» SET TASK
Each entry must be given again exactly; images do not belong in the copy.

» DATA SHOWN
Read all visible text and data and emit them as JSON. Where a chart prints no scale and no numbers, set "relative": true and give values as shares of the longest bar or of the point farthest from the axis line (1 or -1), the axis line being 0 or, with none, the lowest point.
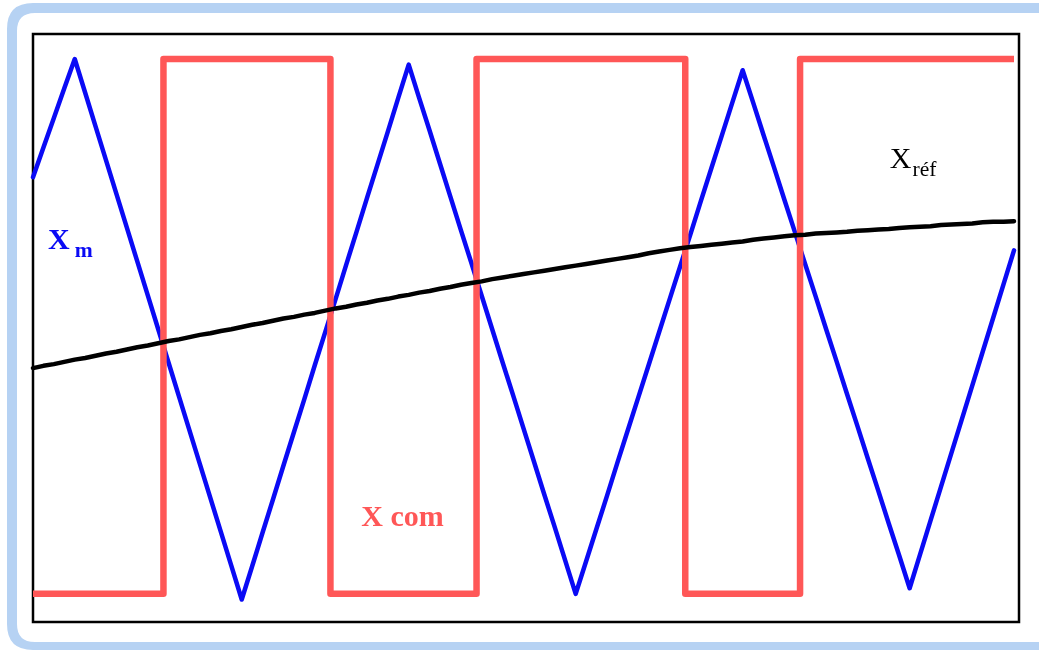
{
  "chart_data": {
    "type": "line",
    "relative": true,
    "categories": [
      null,
      null,
      null,
      null,
      null,
      null,
      null,
      null,
      null,
      null,
      null,
      null,
      null,
      null,
      null,
      null,
      null,
      null,
      null,
      null,
      null,
      null,
      null,
      null,
      null,
      null,
      null,
      null,
      null,
      null,
      null,
      null,
      null,
      null,
      null,
      null,
      null,
      null,
      null,
      null,
      null,
      null,
      null,
      null,
      null,
      null,
      null,
      null,
      null,
      null,
      null,
      null,
      null,
      null,
      null,
      null,
      null,
      null,
      null,
      null,
      null,
      null,
      null,
      null,
      null,
      null,
      null,
      null,
      null,
      null,
      null,
      null,
      null,
      null,
      null,
      null,
      null,
      null,
      null,
      null,
      null,
      null,
      null,
      null,
      null,
      null,
      null,
      null,
      null,
      null,
      null,
      null,
      null,
      null,
      null
    ],
    "series": [
      {
        "name": "X$_{m}$",
        "type": "line",
        "color": "#0a0af5",
        "values": [
          0.79,
          0.843,
          0.895,
          0.948,
          1.0,
          0.94,
          0.88,
          0.82,
          0.76,
          0.7,
          0.64,
          0.58,
          0.52,
          0.46,
          0.4,
          0.34,
          0.28,
          0.22,
          0.16,
          0.1,
          0.04,
          0.099,
          0.159,
          0.218,
          0.278,
          0.337,
          0.396,
          0.456,
          0.515,
          0.574,
          0.634,
          0.693,
          0.753,
          0.812,
          0.871,
          0.931,
          0.99,
          0.931,
          0.873,
          0.814,
          0.755,
          0.696,
          0.638,
          0.579,
          0.52,
          0.461,
          0.403,
          0.344,
          0.285,
          0.226,
          0.168,
          0.109,
          0.05,
          0.108,
          0.166,
          0.224,
          0.283,
          0.341,
          0.399,
          0.457,
          0.515,
          0.573,
          0.631,
          0.689,
          0.748,
          0.806,
          0.864,
          0.922,
          0.98,
          0.923,
          0.865,
          0.808,
          0.75,
          0.693,
          0.635,
          0.578,
          0.52,
          0.463,
          0.405,
          0.348,
          0.29,
          0.233,
          0.175,
          0.118,
          0.06,
          0.12,
          0.18,
          0.24,
          0.3,
          0.36,
          0.42,
          0.48,
          0.54,
          0.6,
          0.66
        ]
      },
      {
        "name": "X com",
        "type": "step",
        "color": "#ff5757",
        "values": [
          0.05,
          0.05,
          0.05,
          0.05,
          0.05,
          0.05,
          0.05,
          0.05,
          0.05,
          0.05,
          0.05,
          0.05,
          0.05,
          1.0,
          1.0,
          1.0,
          1.0,
          1.0,
          1.0,
          1.0,
          1.0,
          1.0,
          1.0,
          1.0,
          1.0,
          1.0,
          1.0,
          1.0,
          1.0,
          0.05,
          0.05,
          0.05,
          0.05,
          0.05,
          0.05,
          0.05,
          0.05,
          0.05,
          0.05,
          0.05,
          0.05,
          0.05,
          0.05,
          1.0,
          1.0,
          1.0,
          1.0,
          1.0,
          1.0,
          1.0,
          1.0,
          1.0,
          1.0,
          1.0,
          1.0,
          1.0,
          1.0,
          1.0,
          1.0,
          1.0,
          1.0,
          1.0,
          1.0,
          0.05,
          0.05,
          0.05,
          0.05,
          0.05,
          0.05,
          0.05,
          0.05,
          0.05,
          0.05,
          0.05,
          1.0,
          1.0,
          1.0,
          1.0,
          1.0,
          1.0,
          1.0,
          1.0,
          1.0,
          1.0,
          1.0,
          1.0,
          1.0,
          1.0,
          1.0,
          1.0,
          1.0,
          1.0,
          1.0,
          1.0,
          1.0
        ]
      },
      {
        "name": "X$_{réf}$",
        "type": "line",
        "color": "#000000",
        "values": [
          0.451,
          0.455,
          0.458,
          0.462,
          0.466,
          0.469,
          0.473,
          0.477,
          0.48,
          0.484,
          0.488,
          0.491,
          0.495,
          0.499,
          0.502,
          0.506,
          0.51,
          0.513,
          0.517,
          0.52,
          0.524,
          0.528,
          0.531,
          0.535,
          0.539,
          0.542,
          0.546,
          0.549,
          0.553,
          0.557,
          0.56,
          0.564,
          0.567,
          0.571,
          0.574,
          0.578,
          0.581,
          0.585,
          0.588,
          0.592,
          0.595,
          0.599,
          0.602,
          0.605,
          0.609,
          0.612,
          0.615,
          0.618,
          0.621,
          0.624,
          0.627,
          0.63,
          0.633,
          0.636,
          0.639,
          0.642,
          0.645,
          0.648,
          0.651,
          0.655,
          0.658,
          0.661,
          0.664,
          0.666,
          0.668,
          0.67,
          0.672,
          0.674,
          0.676,
          0.679,
          0.681,
          0.683,
          0.685,
          0.687,
          0.688,
          0.69,
          0.691,
          0.692,
          0.693,
          0.695,
          0.696,
          0.697,
          0.698,
          0.7,
          0.701,
          0.702,
          0.703,
          0.705,
          0.706,
          0.707,
          0.708,
          0.71,
          0.711,
          0.711,
          0.712
        ]
      }
    ]
  }
}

» RESULT FOR THIS EXERCISE
Read all visible text and data and emit them as JSON. Where a chart prints no scale and no numbers, set "relative": true and give values as shares of the longest bar or of the point farthest from the axis line (1 or -1), the axis line being 0 or, with none, the lowest point.
{
  "chart_data": {
    "type": "line",
    "relative": true,
    "categories": [
      null,
      null,
      null,
      null,
      null,
      null,
      null,
      null,
      null,
      null,
      null,
      null,
      null,
      null,
      null,
      null,
      null,
      null,
      null,
      null,
      null,
      null,
      null,
      null,
      null,
      null,
      null,
      null,
      null,
      null,
      null,
      null,
      null,
      null,
      null,
      null,
      null,
      null,
      null,
      null,
      null,
      null,
      null,
      null,
      null,
      null,
      null,
      null,
      null,
      null,
      null,
      null,
      null,
      null,
      null,
      null,
      null,
      null,
      null,
      null,
      null,
      null,
      null,
      null,
      null,
      null,
      null,
      null,
      null,
      null,
      null,
      null,
      null,
      null,
      null,
      null,
      null,
      null,
      null,
      null,
      null,
      null,
      null,
      null,
      null,
      null,
      null,
      null,
      null,
      null,
      null,
      null,
      null,
      null,
      null
    ],
    "series": [
      {
        "name": "X$_{m}$",
        "type": "line",
        "color": "#0a0af5",
        "values": [
          0.79,
          0.843,
          0.895,
          0.948,
          1.0,
          0.94,
          0.88,
          0.82,
          0.76,
          0.7,
          0.64,
          0.58,
          0.52,
          0.46,
          0.4,
          0.34,
          0.28,
          0.22,
          0.16,
          0.1,
          0.04,
          0.099,
          0.159,
          0.218,
          0.278,
          0.337,
          0.396,
          0.456,
          0.515,
          0.574,
          0.634,
          0.693,
          0.753,
          0.812,
          0.871,
          0.931,
          0.99,
          0.931,
          0.873,
          0.814,
          0.755,
          0.696,
          0.638,
          0.579,
          0.52,
          0.461,
          0.403,
          0.344,
          0.285,
          0.226,
          0.168,
          0.109,
          0.05,
          0.108,
          0.166,
          0.224,
          0.283,
          0.341,
          0.399,
          0.457,
          0.515,
          0.573,
          0.631,
          0.689,
          0.748,
          0.806,
          0.864,
          0.922,
          0.98,
          0.923,
          0.865,
          0.808,
          0.75,
          0.693,
          0.635,
          0.578,
          0.52,
          0.463,
          0.405,
          0.348,
          0.29,
          0.233,
          0.175,
          0.118,
          0.06,
          0.12,
          0.18,
          0.24,
          0.3,
          0.36,
          0.42,
          0.48,
          0.54,
          0.6,
          0.66
        ]
      },
      {
        "name": "X com",
        "type": "step",
        "color": "#ff5757",
        "values": [
          0.05,
          0.05,
          0.05,
          0.05,
          0.05,
          0.05,
          0.05,
          0.05,
          0.05,
          0.05,
          0.05,
          0.05,
          0.05,
          1.0,
          1.0,
          1.0,
          1.0,
          1.0,
          1.0,
          1.0,
          1.0,
          1.0,
          1.0,
          1.0,
          1.0,
          1.0,
          1.0,
          1.0,
          1.0,
          0.05,
          0.05,
          0.05,
          0.05,
          0.05,
          0.05,
          0.05,
          0.05,
          0.05,
          0.05,
          0.05,
          0.05,
          0.05,
          0.05,
          1.0,
          1.0,
          1.0,
          1.0,
          1.0,
          1.0,
          1.0,
          1.0,
          1.0,
          1.0,
          1.0,
          1.0,
          1.0,
          1.0,
          1.0,
          1.0,
          1.0,
          1.0,
          1.0,
          1.0,
          0.05,
          0.05,
          0.05,
          0.05,
          0.05,
          0.05,
          0.05,
          0.05,
          0.05,
          0.05,
          0.05,
          1.0,
          1.0,
          1.0,
          1.0,
          1.0,
          1.0,
          1.0,
          1.0,
          1.0,
          1.0,
          1.0,
          1.0,
          1.0,
          1.0,
          1.0,
          1.0,
          1.0,
          1.0,
          1.0,
          1.0,
          1.0
        ]
      },
      {
        "name": "X$_{réf}$",
        "type": "line",
        "color": "#000000",
        "values": [
          0.451,
          0.455,
          0.458,
          0.462,
          0.466,
          0.469,
          0.473,
          0.477,
          0.48,
          0.484,
          0.488,
          0.491,
          0.495,
          0.499,
          0.502,
          0.506,
          0.51,
          0.513,
          0.517,
          0.52,
          0.524,
          0.528,
          0.531,
          0.535,
          0.539,
          0.542,
          0.546,
          0.549,
          0.553,
          0.557,
          0.56,
          0.564,
          0.567,
          0.571,
          0.574,
          0.578,
          0.581,
          0.585,
          0.588,
          0.592,
          0.595,
          0.599,
          0.602,
          0.605,
          0.609,
          0.612,
          0.615,
          0.618,
          0.621,
          0.624,
          0.627,
          0.63,
          0.633,
          0.636,
          0.639,
          0.642,
          0.645,
          0.648,
          0.651,
          0.655,
          0.658,
          0.661,
          0.664,
          0.666,
          0.668,
          0.67,
          0.672,
          0.674,
          0.676,
          0.679,
          0.681,
          0.683,
          0.685,
          0.687,
          0.688,
          0.69,
          0.691,
          0.692,
          0.693,
          0.695,
          0.696,
          0.697,
          0.698,
          0.7,
          0.701,
          0.702,
          0.703,
          0.705,
          0.706,
          0.707,
          0.708,
          0.71,
          0.711,
          0.711,
          0.712
        ]
      }
    ]
  }
}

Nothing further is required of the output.